▶ WRITTEN EXERCISE
The records that follow are to be repeated exactly, with the pictures removed.

▶ PROVIDED DATA
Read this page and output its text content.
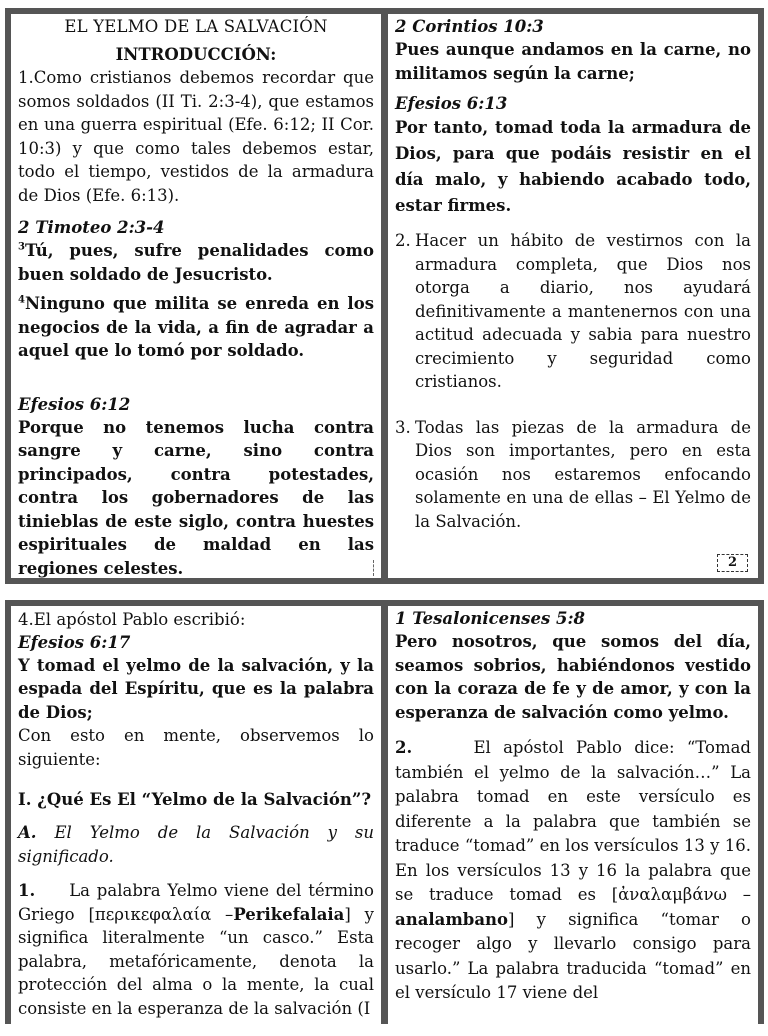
EL YELMO DE LA SALVACIÓN

INTRODUCCIÓN:

1.Como cristianos debemos recordar que somos soldados (II Ti. 2:3-4), que estamos en una guerra espiritual (Efe. 6:12; II Cor. 10:3) y que como tales debemos estar, todo el tiempo, vestidos de la armadura de Dios (Efe. 6:13).

2 Timoteo 2:3-4

$^3$Tú, pues, sufre penalidades como buen soldado de Jesucristo.

$^4$Ninguno que milita se enreda en los negocios de la vida, a fin de agradar a aquel que lo tomó por soldado.

Efesios 6:12

Porque no tenemos lucha contra sangre y carne, sino contra principados, contra potestades, contra los gobernadores de las tinieblas de este siglo, contra huestes espirituales de maldad en las regiones celestes.

2 Corintios 10:3

Pues aunque andamos en la carne, no militamos según la carne;

Efesios 6:13

Por tanto, tomad toda la armadura de Dios, para que podáis resistir en el día malo, y habiendo acabado todo, estar firmes.

2. Hacer un hábito de vestirnos con la armadura completa, que Dios nos otorga a diario, nos ayudará definitivamente a mantenernos con una actitud adecuada y sabia para nuestro crecimiento y seguridad como cristianos.

3. Todas las piezas de la armadura de Dios son importantes, pero en esta ocasión nos estaremos enfocando solamente en una de ellas – El Yelmo de la Salvación.

2

4.El apóstol Pablo escribió:

Efesios 6:17

Y tomad el yelmo de la salvación, y la espada del Espíritu, que es la palabra de Dios;

Con esto en mente, observemos lo siguiente:

I. ¿Qué Es El “Yelmo de la Salvación”?

A. El Yelmo de la Salvación y su significado.

1. La palabra Yelmo viene del término Griego [περικεφαλαία –Perikefalaia] y significa literalmente “un casco.” Esta palabra, metafóricamente, denota la protección del alma o la mente, la cual consiste en la esperanza de la salvación (I

1 Tesalonicenses 5:8

Pero nosotros, que somos del día, seamos sobrios, habiéndonos vestido con la coraza de fe y de amor, y con la esperanza de salvación como yelmo.

2.	El apóstol Pablo dice: “Tomad también el yelmo de la salvación…” La palabra tomad en este versículo es diferente a la palabra que también se traduce “tomad” en los versículos 13 y 16. En los versículos 13 y 16 la palabra que se traduce tomad es [ἀναλαμβάνω –analambano] y significa “tomar o recoger algo y llevarlo consigo para usarlo.” La palabra traducida “tomad” en el versículo 17 viene del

▶ WRITTEN ANSWER
Read this page and output its text content.
EL YELMO DE LA SALVACIÓN

INTRODUCCIÓN:

1.Como cristianos debemos recordar que somos soldados (II Ti. 2:3-4), que estamos en una guerra espiritual (Efe. 6:12; II Cor. 10:3) y que como tales debemos estar, todo el tiempo, vestidos de la armadura de Dios (Efe. 6:13).

2 Timoteo 2:3-4

$^3$Tú, pues, sufre penalidades como buen soldado de Jesucristo.

$^4$Ninguno que milita se enreda en los negocios de la vida, a fin de agradar a aquel que lo tomó por soldado.

Efesios 6:12

Porque no tenemos lucha contra sangre y carne, sino contra principados, contra potestades, contra los gobernadores de las tinieblas de este siglo, contra huestes espirituales de maldad en las regiones celestes.

2 Corintios 10:3

Pues aunque andamos en la carne, no militamos según la carne;

Efesios 6:13

Por tanto, tomad toda la armadura de Dios, para que podáis resistir en el día malo, y habiendo acabado todo, estar firmes.

2. Hacer un hábito de vestirnos con la armadura completa, que Dios nos otorga a diario, nos ayudará definitivamente a mantenernos con una actitud adecuada y sabia para nuestro crecimiento y seguridad como cristianos.

3. Todas las piezas de la armadura de Dios son importantes, pero en esta ocasión nos estaremos enfocando solamente en una de ellas – El Yelmo de la Salvación.

2

4.El apóstol Pablo escribió:

Efesios 6:17

Y tomad el yelmo de la salvación, y la espada del Espíritu, que es la palabra de Dios;

Con esto en mente, observemos lo siguiente:

I. ¿Qué Es El “Yelmo de la Salvación”?

A. El Yelmo de la Salvación y su significado.

1. La palabra Yelmo viene del término Griego [περικεφαλαία –Perikefalaia] y significa literalmente “un casco.” Esta palabra, metafóricamente, denota la protección del alma o la mente, la cual consiste en la esperanza de la salvación (I

1 Tesalonicenses 5:8

Pero nosotros, que somos del día, seamos sobrios, habiéndonos vestido con la coraza de fe y de amor, y con la esperanza de salvación como yelmo.

2.	El apóstol Pablo dice: “Tomad también el yelmo de la salvación…” La palabra tomad en este versículo es diferente a la palabra que también se traduce “tomad” en los versículos 13 y 16. En los versículos 13 y 16 la palabra que se traduce tomad es [ἀναλαμβάνω –analambano] y significa “tomar o recoger algo y llevarlo consigo para usarlo.” La palabra traducida “tomad” en el versículo 17 viene del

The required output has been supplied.